====== Recorded information
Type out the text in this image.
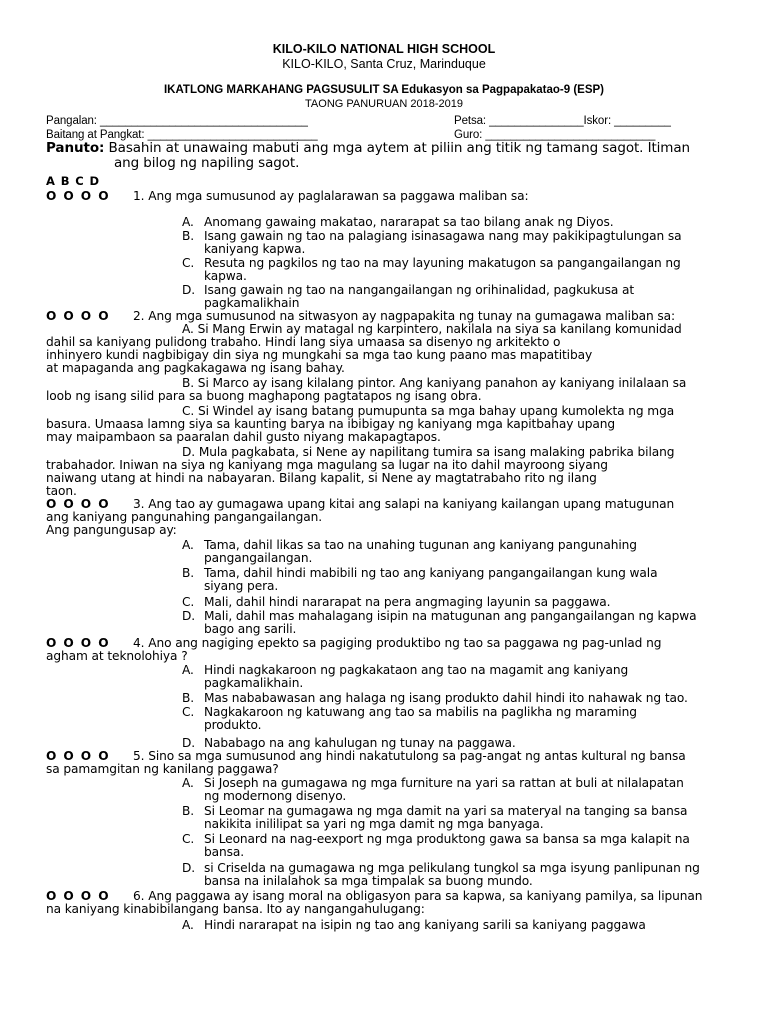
KILO-KILO NATIONAL HIGH SCHOOL
KILO-KILO, Santa Cruz, Marinduque
IKATLONG MARKAHANG PAGSUSULIT SA Edukasyon sa Pagpapakatao-9 (ESP)
TAONG PANURUAN 2018-2019
Pangalan: _________________________________	Petsa: _______________Iskor: _________
Baitang at Pangkat: ___________________________	Guro: ___________________________
Panuto: Basahin at unawaing mabuti ang mga aytem at piliin ang titik ng tamang sagot. Itiman
ang bilog ng napiling sagot.
A B C D
O O O O 1. Ang mga sumusunod ay paglalarawan sa paggawa maliban sa:
A. Anomang gawaing makatao, nararapat sa tao bilang anak ng Diyos.
B. Isang gawain ng tao na palagiang isinasagawa nang may pakikipagtulungan sa
kaniyang kapwa.
C. Resuta ng pagkilos ng tao na may layuning makatugon sa pangangailangan ng
kapwa.
D. Isang gawain ng tao na nangangailangan ng orihinalidad, pagkukusa at
pagkamalikhain
O O O O 2. Ang mga sumusunod na sitwasyon ay nagpapakita ng tunay na gumagawa maliban sa:
A. Si Mang Erwin ay matagal ng karpintero, nakilala na siya sa kanilang komunidad
dahil sa kaniyang pulidong trabaho. Hindi lang siya umaasa sa disenyo ng arkitekto o
inhinyero kundi nagbibigay din siya ng mungkahi sa mga tao kung paano mas mapatitibay
at mapaganda ang pagkakagawa ng isang bahay.
B. Si Marco ay isang kilalang pintor. Ang kaniyang panahon ay kaniyang inilalaan sa
loob ng isang silid para sa buong maghapong pagtatapos ng isang obra.
C. Si Windel ay isang batang pumupunta sa mga bahay upang kumolekta ng mga
basura. Umaasa lamng siya sa kaunting barya na ibibigay ng kaniyang mga kapitbahay upang
may maipambaon sa paaralan dahil gusto niyang makapagtapos.
D. Mula pagkabata, si Nene ay napilitang tumira sa isang malaking pabrika bilang
trabahador. Iniwan na siya ng kaniyang mga magulang sa lugar na ito dahil mayroong siyang
naiwang utang at hindi na nabayaran. Bilang kapalit, si Nene ay magtatrabaho rito ng ilang
taon.
O O O O 3. Ang tao ay gumagawa upang kitai ang salapi na kaniyang kailangan upang matugunan
ang kaniyang pangunahing pangangailangan.
Ang pangungusap ay:
A. Tama, dahil likas sa tao na unahing tugunan ang kaniyang pangunahing
pangangailangan.
B. Tama, dahil hindi mabibili ng tao ang kaniyang pangangailangan kung wala
siyang pera.
C. Mali, dahil hindi nararapat na pera angmaging layunin sa paggawa.
D. Mali, dahil mas mahalagang isipin na matugunan ang pangangailangan ng kapwa
bago ang sarili.
O O O O 4. Ano ang nagiging epekto sa pagiging produktibo ng tao sa paggawa ng pag-unlad ng
agham at teknolohiya ?
A. Hindi nagkakaroon ng pagkakataon ang tao na magamit ang kaniyang
pagkamalikhain.
B. Mas nababawasan ang halaga ng isang produkto dahil hindi ito nahawak ng tao.
C. Nagkakaroon ng katuwang ang tao sa mabilis na paglikha ng maraming
produkto.
D. Nababago na ang kahulugan ng tunay na paggawa.
O O O O 5. Sino sa mga sumusunod ang hindi nakatutulong sa pag-angat ng antas kultural ng bansa
sa pamamgitan ng kanilang paggawa?
A. Si Joseph na gumagawa ng mga furniture na yari sa rattan at buli at nilalapatan
ng modernong disenyo.
B. Si Leomar na gumagawa ng mga damit na yari sa materyal na tanging sa bansa
nakikita inililipat sa yari ng mga damit ng mga banyaga.
C. Si Leonard na nag-eexport ng mga produktong gawa sa bansa sa mga kalapit na
bansa.
D. si Criselda na gumagawa ng mga pelikulang tungkol sa mga isyung panlipunan ng
bansa na inilalahok sa mga timpalak sa buong mundo.
O O O O 6. Ang paggawa ay isang moral na obligasyon para sa kapwa, sa kaniyang pamilya, sa lipunan
na kaniyang kinabibilangang bansa. Ito ay nangangahulugang:
A. Hindi nararapat na isipin ng tao ang kaniyang sarili sa kaniyang paggawa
============
→ **Goal**
Without the images, write out each line of the data verbatim.

→ **Result for this exercise**
Type out the text in this image.
KILO-KILO NATIONAL HIGH SCHOOL
KILO-KILO, Santa Cruz, Marinduque
IKATLONG MARKAHANG PAGSUSULIT SA Edukasyon sa Pagpapakatao-9 (ESP)
TAONG PANURUAN 2018-2019
Pangalan: _________________________________	Petsa: _______________Iskor: _________
Baitang at Pangkat: ___________________________	Guro: ___________________________
Panuto: Basahin at unawaing mabuti ang mga aytem at piliin ang titik ng tamang sagot. Itiman
ang bilog ng napiling sagot.
A B C D
O O O O 1. Ang mga sumusunod ay paglalarawan sa paggawa maliban sa:
A. Anomang gawaing makatao, nararapat sa tao bilang anak ng Diyos.
B. Isang gawain ng tao na palagiang isinasagawa nang may pakikipagtulungan sa
kaniyang kapwa.
C. Resuta ng pagkilos ng tao na may layuning makatugon sa pangangailangan ng
kapwa.
D. Isang gawain ng tao na nangangailangan ng orihinalidad, pagkukusa at
pagkamalikhain
O O O O 2. Ang mga sumusunod na sitwasyon ay nagpapakita ng tunay na gumagawa maliban sa:
A. Si Mang Erwin ay matagal ng karpintero, nakilala na siya sa kanilang komunidad
dahil sa kaniyang pulidong trabaho. Hindi lang siya umaasa sa disenyo ng arkitekto o
inhinyero kundi nagbibigay din siya ng mungkahi sa mga tao kung paano mas mapatitibay
at mapaganda ang pagkakagawa ng isang bahay.
B. Si Marco ay isang kilalang pintor. Ang kaniyang panahon ay kaniyang inilalaan sa
loob ng isang silid para sa buong maghapong pagtatapos ng isang obra.
C. Si Windel ay isang batang pumupunta sa mga bahay upang kumolekta ng mga
basura. Umaasa lamng siya sa kaunting barya na ibibigay ng kaniyang mga kapitbahay upang
may maipambaon sa paaralan dahil gusto niyang makapagtapos.
D. Mula pagkabata, si Nene ay napilitang tumira sa isang malaking pabrika bilang
trabahador. Iniwan na siya ng kaniyang mga magulang sa lugar na ito dahil mayroong siyang
naiwang utang at hindi na nabayaran. Bilang kapalit, si Nene ay magtatrabaho rito ng ilang
taon.
O O O O 3. Ang tao ay gumagawa upang kitai ang salapi na kaniyang kailangan upang matugunan
ang kaniyang pangunahing pangangailangan.
Ang pangungusap ay:
A. Tama, dahil likas sa tao na unahing tugunan ang kaniyang pangunahing
pangangailangan.
B. Tama, dahil hindi mabibili ng tao ang kaniyang pangangailangan kung wala
siyang pera.
C. Mali, dahil hindi nararapat na pera angmaging layunin sa paggawa.
D. Mali, dahil mas mahalagang isipin na matugunan ang pangangailangan ng kapwa
bago ang sarili.
O O O O 4. Ano ang nagiging epekto sa pagiging produktibo ng tao sa paggawa ng pag-unlad ng
agham at teknolohiya ?
A. Hindi nagkakaroon ng pagkakataon ang tao na magamit ang kaniyang
pagkamalikhain.
B. Mas nababawasan ang halaga ng isang produkto dahil hindi ito nahawak ng tao.
C. Nagkakaroon ng katuwang ang tao sa mabilis na paglikha ng maraming
produkto.
D. Nababago na ang kahulugan ng tunay na paggawa.
O O O O 5. Sino sa mga sumusunod ang hindi nakatutulong sa pag-angat ng antas kultural ng bansa
sa pamamgitan ng kanilang paggawa?
A. Si Joseph na gumagawa ng mga furniture na yari sa rattan at buli at nilalapatan
ng modernong disenyo.
B. Si Leomar na gumagawa ng mga damit na yari sa materyal na tanging sa bansa
nakikita inililipat sa yari ng mga damit ng mga banyaga.
C. Si Leonard na nag-eexport ng mga produktong gawa sa bansa sa mga kalapit na
bansa.
D. si Criselda na gumagawa ng mga pelikulang tungkol sa mga isyung panlipunan ng
bansa na inilalahok sa mga timpalak sa buong mundo.
O O O O 6. Ang paggawa ay isang moral na obligasyon para sa kapwa, sa kaniyang pamilya, sa lipunan
na kaniyang kinabibilangang bansa. Ito ay nangangahulugang:
A. Hindi nararapat na isipin ng tao ang kaniyang sarili sa kaniyang paggawa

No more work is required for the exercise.